>> Start Entries supplied

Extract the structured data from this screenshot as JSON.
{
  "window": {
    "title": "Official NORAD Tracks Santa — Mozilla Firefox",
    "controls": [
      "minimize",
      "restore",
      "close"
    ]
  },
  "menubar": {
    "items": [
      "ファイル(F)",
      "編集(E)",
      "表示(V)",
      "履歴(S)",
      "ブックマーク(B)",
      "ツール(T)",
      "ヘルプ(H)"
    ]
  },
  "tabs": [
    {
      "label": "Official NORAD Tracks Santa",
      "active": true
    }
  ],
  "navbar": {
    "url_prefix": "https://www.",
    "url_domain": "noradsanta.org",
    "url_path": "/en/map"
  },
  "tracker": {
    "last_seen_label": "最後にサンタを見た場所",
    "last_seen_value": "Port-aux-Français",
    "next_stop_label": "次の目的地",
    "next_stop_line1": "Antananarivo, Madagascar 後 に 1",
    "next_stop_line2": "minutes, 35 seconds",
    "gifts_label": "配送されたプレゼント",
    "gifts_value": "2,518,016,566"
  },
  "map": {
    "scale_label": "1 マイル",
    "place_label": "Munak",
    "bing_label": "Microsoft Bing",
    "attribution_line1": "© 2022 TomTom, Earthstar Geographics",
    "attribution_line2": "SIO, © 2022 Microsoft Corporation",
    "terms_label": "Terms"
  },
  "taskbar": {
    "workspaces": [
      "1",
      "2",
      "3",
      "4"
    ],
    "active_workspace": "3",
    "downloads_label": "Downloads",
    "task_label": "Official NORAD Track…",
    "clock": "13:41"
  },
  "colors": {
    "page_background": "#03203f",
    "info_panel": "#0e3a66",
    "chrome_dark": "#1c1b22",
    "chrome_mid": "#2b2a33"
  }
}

>> End Entries supplied

■ **Stated exercise**
Extract the full listing above without altering anything.

■ **Written answer**
Extract the structured data from this screenshot as JSON.
{
  "window": {
    "title": "Official NORAD Tracks Santa — Mozilla Firefox",
    "controls": [
      "minimize",
      "restore",
      "close"
    ]
  },
  "menubar": {
    "items": [
      "ファイル(F)",
      "編集(E)",
      "表示(V)",
      "履歴(S)",
      "ブックマーク(B)",
      "ツール(T)",
      "ヘルプ(H)"
    ]
  },
  "tabs": [
    {
      "label": "Official NORAD Tracks Santa",
      "active": true
    }
  ],
  "navbar": {
    "url_prefix": "https://www.",
    "url_domain": "noradsanta.org",
    "url_path": "/en/map"
  },
  "tracker": {
    "last_seen_label": "最後にサンタを見た場所",
    "last_seen_value": "Port-aux-Français",
    "next_stop_label": "次の目的地",
    "next_stop_line1": "Antananarivo, Madagascar 後 に 1",
    "next_stop_line2": "minutes, 35 seconds",
    "gifts_label": "配送されたプレゼント",
    "gifts_value": "2,518,016,566"
  },
  "map": {
    "scale_label": "1 マイル",
    "place_label": "Munak",
    "bing_label": "Microsoft Bing",
    "attribution_line1": "© 2022 TomTom, Earthstar Geographics",
    "attribution_line2": "SIO, © 2022 Microsoft Corporation",
    "terms_label": "Terms"
  },
  "taskbar": {
    "workspaces": [
      "1",
      "2",
      "3",
      "4"
    ],
    "active_workspace": "3",
    "downloads_label": "Downloads",
    "task_label": "Official NORAD Track…",
    "clock": "13:41"
  },
  "colors": {
    "page_background": "#03203f",
    "info_panel": "#0e3a66",
    "chrome_dark": "#1c1b22",
    "chrome_mid": "#2b2a33"
  }
}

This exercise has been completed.